**Task objective**
Output every entry exactly, from the first line to the last.

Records
○ ○ ○

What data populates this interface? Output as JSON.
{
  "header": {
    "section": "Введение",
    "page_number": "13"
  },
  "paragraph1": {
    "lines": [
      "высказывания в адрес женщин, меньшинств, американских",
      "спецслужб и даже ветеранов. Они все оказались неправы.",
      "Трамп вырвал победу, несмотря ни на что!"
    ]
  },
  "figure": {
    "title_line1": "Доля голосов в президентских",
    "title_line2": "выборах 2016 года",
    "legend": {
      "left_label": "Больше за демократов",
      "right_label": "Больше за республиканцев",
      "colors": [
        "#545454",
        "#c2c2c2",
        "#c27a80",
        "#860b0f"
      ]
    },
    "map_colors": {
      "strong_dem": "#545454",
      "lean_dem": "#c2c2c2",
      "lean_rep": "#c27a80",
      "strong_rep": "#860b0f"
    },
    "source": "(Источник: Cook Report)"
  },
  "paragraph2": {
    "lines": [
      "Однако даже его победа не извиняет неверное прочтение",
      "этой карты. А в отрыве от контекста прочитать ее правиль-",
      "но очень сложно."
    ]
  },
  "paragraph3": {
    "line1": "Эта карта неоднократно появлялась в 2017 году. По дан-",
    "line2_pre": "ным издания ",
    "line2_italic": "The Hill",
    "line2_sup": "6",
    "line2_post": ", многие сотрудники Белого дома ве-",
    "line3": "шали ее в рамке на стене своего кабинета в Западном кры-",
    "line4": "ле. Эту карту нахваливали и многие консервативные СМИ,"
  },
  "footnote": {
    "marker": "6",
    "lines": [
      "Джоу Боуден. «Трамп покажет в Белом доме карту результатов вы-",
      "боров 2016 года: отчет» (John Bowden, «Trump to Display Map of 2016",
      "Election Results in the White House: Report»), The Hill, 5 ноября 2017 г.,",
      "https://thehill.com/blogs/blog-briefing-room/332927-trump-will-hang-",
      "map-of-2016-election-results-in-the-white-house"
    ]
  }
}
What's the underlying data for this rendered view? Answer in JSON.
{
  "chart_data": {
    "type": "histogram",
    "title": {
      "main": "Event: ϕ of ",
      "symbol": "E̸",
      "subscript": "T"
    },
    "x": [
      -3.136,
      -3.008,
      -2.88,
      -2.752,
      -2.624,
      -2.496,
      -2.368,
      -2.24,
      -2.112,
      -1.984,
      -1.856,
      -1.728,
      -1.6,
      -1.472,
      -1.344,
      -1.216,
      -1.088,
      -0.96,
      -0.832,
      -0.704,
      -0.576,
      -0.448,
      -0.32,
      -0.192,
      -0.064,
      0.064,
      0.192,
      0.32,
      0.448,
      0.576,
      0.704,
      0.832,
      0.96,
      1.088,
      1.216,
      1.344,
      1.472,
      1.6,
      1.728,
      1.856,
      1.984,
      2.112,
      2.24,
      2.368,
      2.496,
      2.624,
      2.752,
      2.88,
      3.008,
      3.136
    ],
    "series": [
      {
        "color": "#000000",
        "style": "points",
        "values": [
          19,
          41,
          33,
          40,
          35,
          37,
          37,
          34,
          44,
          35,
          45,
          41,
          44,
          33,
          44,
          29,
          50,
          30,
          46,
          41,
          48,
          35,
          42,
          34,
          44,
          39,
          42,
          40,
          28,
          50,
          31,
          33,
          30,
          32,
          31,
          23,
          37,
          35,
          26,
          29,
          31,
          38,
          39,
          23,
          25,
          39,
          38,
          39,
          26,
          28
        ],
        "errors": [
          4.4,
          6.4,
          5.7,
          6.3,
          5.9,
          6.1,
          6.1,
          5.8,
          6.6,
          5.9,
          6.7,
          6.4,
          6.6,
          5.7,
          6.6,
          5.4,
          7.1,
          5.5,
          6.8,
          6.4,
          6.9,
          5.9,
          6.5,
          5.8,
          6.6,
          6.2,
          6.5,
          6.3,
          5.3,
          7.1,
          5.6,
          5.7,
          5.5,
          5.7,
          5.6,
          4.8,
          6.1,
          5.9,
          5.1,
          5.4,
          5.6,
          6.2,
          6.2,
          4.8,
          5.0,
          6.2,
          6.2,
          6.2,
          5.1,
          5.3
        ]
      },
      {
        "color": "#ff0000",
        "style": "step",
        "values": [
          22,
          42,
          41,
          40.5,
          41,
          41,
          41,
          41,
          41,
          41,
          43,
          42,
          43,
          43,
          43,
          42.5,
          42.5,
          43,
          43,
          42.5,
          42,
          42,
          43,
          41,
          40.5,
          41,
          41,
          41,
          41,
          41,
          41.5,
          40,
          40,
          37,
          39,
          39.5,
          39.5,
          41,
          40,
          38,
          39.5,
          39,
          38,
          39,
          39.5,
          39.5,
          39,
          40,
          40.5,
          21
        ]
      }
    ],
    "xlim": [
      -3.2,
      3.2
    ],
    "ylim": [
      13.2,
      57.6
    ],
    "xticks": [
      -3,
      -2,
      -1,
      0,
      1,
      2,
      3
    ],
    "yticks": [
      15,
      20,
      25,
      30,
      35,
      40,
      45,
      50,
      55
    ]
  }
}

○ ○ ○

**Task answer**
What data populates this interface? Output as JSON.
{
  "header": {
    "section": "Введение",
    "page_number": "13"
  },
  "paragraph1": {
    "lines": [
      "высказывания в адрес женщин, меньшинств, американских",
      "спецслужб и даже ветеранов. Они все оказались неправы.",
      "Трамп вырвал победу, несмотря ни на что!"
    ]
  },
  "figure": {
    "title_line1": "Доля голосов в президентских",
    "title_line2": "выборах 2016 года",
    "legend": {
      "left_label": "Больше за демократов",
      "right_label": "Больше за республиканцев",
      "colors": [
        "#545454",
        "#c2c2c2",
        "#c27a80",
        "#860b0f"
      ]
    },
    "map_colors": {
      "strong_dem": "#545454",
      "lean_dem": "#c2c2c2",
      "lean_rep": "#c27a80",
      "strong_rep": "#860b0f"
    },
    "source": "(Источник: Cook Report)"
  },
  "paragraph2": {
    "lines": [
      "Однако даже его победа не извиняет неверное прочтение",
      "этой карты. А в отрыве от контекста прочитать ее правиль-",
      "но очень сложно."
    ]
  },
  "paragraph3": {
    "line1": "Эта карта неоднократно появлялась в 2017 году. По дан-",
    "line2_pre": "ным издания ",
    "line2_italic": "The Hill",
    "line2_sup": "6",
    "line2_post": ", многие сотрудники Белого дома ве-",
    "line3": "шали ее в рамке на стене своего кабинета в Западном кры-",
    "line4": "ле. Эту карту нахваливали и многие консервативные СМИ,"
  },
  "footnote": {
    "marker": "6",
    "lines": [
      "Джоу Боуден. «Трамп покажет в Белом доме карту результатов вы-",
      "боров 2016 года: отчет» (John Bowden, «Trump to Display Map of 2016",
      "Election Results in the White House: Report»), The Hill, 5 ноября 2017 г.,",
      "https://thehill.com/blogs/blog-briefing-room/332927-trump-will-hang-",
      "map-of-2016-election-results-in-the-white-house"
    ]
  }
}
What's the underlying data for this rendered view? Answer in JSON.
{
  "chart_data": {
    "type": "histogram",
    "title": {
      "main": "Event: ϕ of ",
      "symbol": "E̸",
      "subscript": "T"
    },
    "x": [
      -3.136,
      -3.008,
      -2.88,
      -2.752,
      -2.624,
      -2.496,
      -2.368,
      -2.24,
      -2.112,
      -1.984,
      -1.856,
      -1.728,
      -1.6,
      -1.472,
      -1.344,
      -1.216,
      -1.088,
      -0.96,
      -0.832,
      -0.704,
      -0.576,
      -0.448,
      -0.32,
      -0.192,
      -0.064,
      0.064,
      0.192,
      0.32,
      0.448,
      0.576,
      0.704,
      0.832,
      0.96,
      1.088,
      1.216,
      1.344,
      1.472,
      1.6,
      1.728,
      1.856,
      1.984,
      2.112,
      2.24,
      2.368,
      2.496,
      2.624,
      2.752,
      2.88,
      3.008,
      3.136
    ],
    "series": [
      {
        "color": "#000000",
        "style": "points",
        "values": [
          19,
          41,
          33,
          40,
          35,
          37,
          37,
          34,
          44,
          35,
          45,
          41,
          44,
          33,
          44,
          29,
          50,
          30,
          46,
          41,
          48,
          35,
          42,
          34,
          44,
          39,
          42,
          40,
          28,
          50,
          31,
          33,
          30,
          32,
          31,
          23,
          37,
          35,
          26,
          29,
          31,
          38,
          39,
          23,
          25,
          39,
          38,
          39,
          26,
          28
        ],
        "errors": [
          4.4,
          6.4,
          5.7,
          6.3,
          5.9,
          6.1,
          6.1,
          5.8,
          6.6,
          5.9,
          6.7,
          6.4,
          6.6,
          5.7,
          6.6,
          5.4,
          7.1,
          5.5,
          6.8,
          6.4,
          6.9,
          5.9,
          6.5,
          5.8,
          6.6,
          6.2,
          6.5,
          6.3,
          5.3,
          7.1,
          5.6,
          5.7,
          5.5,
          5.7,
          5.6,
          4.8,
          6.1,
          5.9,
          5.1,
          5.4,
          5.6,
          6.2,
          6.2,
          4.8,
          5.0,
          6.2,
          6.2,
          6.2,
          5.1,
          5.3
        ]
      },
      {
        "color": "#ff0000",
        "style": "step",
        "values": [
          22,
          42,
          41,
          40.5,
          41,
          41,
          41,
          41,
          41,
          41,
          43,
          42,
          43,
          43,
          43,
          42.5,
          42.5,
          43,
          43,
          42.5,
          42,
          42,
          43,
          41,
          40.5,
          41,
          41,
          41,
          41,
          41,
          41.5,
          40,
          40,
          37,
          39,
          39.5,
          39.5,
          41,
          40,
          38,
          39.5,
          39,
          38,
          39,
          39.5,
          39.5,
          39,
          40,
          40.5,
          21
        ]
      }
    ],
    "xlim": [
      -3.2,
      3.2
    ],
    "ylim": [
      13.2,
      57.6
    ],
    "xticks": [
      -3,
      -2,
      -1,
      0,
      1,
      2,
      3
    ],
    "yticks": [
      15,
      20,
      25,
      30,
      35,
      40,
      45,
      50,
      55
    ]
  }
}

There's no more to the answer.